** What you need to do **
Collect all the lines that mention the word "Actual".

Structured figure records

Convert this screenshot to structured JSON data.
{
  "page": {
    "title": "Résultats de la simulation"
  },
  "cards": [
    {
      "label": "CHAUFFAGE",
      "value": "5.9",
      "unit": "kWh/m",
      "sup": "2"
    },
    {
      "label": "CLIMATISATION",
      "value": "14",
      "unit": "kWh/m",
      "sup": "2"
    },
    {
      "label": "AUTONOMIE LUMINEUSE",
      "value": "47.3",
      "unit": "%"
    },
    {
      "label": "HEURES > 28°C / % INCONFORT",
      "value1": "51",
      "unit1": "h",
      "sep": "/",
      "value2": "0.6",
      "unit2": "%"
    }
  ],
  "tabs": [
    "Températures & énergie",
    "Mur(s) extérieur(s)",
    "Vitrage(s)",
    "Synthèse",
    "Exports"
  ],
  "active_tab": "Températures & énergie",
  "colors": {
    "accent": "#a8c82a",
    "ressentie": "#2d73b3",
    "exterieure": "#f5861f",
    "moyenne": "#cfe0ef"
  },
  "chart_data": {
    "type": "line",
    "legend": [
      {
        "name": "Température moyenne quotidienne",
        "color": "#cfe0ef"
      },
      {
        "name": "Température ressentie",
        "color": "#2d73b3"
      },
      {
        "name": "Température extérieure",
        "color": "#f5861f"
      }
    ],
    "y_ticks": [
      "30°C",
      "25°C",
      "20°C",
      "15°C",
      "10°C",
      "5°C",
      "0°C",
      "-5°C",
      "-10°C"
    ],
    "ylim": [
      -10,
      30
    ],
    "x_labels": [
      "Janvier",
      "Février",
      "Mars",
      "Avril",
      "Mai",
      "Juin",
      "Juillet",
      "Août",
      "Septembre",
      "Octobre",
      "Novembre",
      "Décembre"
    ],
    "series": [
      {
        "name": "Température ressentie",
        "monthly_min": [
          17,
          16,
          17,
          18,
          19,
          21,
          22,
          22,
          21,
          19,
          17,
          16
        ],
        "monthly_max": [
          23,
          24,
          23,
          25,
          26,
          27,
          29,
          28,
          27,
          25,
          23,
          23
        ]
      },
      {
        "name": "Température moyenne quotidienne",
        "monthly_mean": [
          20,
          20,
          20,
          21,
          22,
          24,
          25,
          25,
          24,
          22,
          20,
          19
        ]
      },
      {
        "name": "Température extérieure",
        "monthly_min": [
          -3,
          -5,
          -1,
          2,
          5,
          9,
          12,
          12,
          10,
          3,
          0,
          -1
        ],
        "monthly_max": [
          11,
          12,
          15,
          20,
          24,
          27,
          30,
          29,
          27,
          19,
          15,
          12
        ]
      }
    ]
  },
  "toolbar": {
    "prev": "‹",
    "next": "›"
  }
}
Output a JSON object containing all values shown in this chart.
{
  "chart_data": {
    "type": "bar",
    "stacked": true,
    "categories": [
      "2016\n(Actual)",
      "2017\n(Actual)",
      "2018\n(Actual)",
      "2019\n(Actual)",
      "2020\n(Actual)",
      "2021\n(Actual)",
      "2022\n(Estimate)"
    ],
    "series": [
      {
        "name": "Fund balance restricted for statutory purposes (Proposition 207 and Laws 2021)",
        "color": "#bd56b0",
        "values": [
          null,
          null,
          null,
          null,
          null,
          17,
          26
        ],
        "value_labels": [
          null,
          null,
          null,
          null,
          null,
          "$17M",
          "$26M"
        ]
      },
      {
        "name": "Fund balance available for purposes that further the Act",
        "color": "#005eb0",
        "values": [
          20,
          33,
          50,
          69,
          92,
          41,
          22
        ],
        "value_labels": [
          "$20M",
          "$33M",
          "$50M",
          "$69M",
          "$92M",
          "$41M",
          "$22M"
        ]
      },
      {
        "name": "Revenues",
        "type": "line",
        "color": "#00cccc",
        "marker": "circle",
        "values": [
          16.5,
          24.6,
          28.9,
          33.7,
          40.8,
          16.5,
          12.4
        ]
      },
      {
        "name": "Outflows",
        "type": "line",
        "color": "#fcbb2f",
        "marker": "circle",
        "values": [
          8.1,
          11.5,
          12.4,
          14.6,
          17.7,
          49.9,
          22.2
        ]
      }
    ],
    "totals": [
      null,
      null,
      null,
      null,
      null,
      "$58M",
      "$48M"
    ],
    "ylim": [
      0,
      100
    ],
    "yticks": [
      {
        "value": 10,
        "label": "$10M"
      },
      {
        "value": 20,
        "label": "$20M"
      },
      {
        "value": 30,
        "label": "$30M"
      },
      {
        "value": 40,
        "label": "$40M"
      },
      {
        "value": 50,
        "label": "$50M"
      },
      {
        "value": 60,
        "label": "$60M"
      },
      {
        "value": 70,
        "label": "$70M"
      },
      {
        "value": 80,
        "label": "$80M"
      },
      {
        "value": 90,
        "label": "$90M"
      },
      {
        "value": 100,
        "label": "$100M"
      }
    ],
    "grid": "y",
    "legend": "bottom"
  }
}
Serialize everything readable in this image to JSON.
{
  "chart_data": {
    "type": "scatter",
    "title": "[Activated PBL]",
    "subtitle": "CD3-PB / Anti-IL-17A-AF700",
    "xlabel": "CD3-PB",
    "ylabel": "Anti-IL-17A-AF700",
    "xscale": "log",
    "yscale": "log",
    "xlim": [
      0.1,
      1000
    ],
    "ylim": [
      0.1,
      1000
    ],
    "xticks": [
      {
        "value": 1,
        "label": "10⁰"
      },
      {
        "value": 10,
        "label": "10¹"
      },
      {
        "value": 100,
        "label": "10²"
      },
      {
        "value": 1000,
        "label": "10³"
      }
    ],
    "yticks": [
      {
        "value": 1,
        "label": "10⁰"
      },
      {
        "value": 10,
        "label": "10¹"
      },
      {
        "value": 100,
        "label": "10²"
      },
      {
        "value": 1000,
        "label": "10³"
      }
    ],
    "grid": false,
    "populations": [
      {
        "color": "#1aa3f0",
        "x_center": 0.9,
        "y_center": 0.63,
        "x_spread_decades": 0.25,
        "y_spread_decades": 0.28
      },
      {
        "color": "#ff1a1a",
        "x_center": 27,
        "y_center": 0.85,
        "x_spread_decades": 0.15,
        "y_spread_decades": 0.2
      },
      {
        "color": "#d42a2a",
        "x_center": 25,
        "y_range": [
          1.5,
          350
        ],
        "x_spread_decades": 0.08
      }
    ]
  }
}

** Exercise answer **
      "2016\n(Actual)",
      "2017\n(Actual)",
      "2018\n(Actual)",
      "2019\n(Actual)",
      "2020\n(Actual)",
      "2021\n(Actual)",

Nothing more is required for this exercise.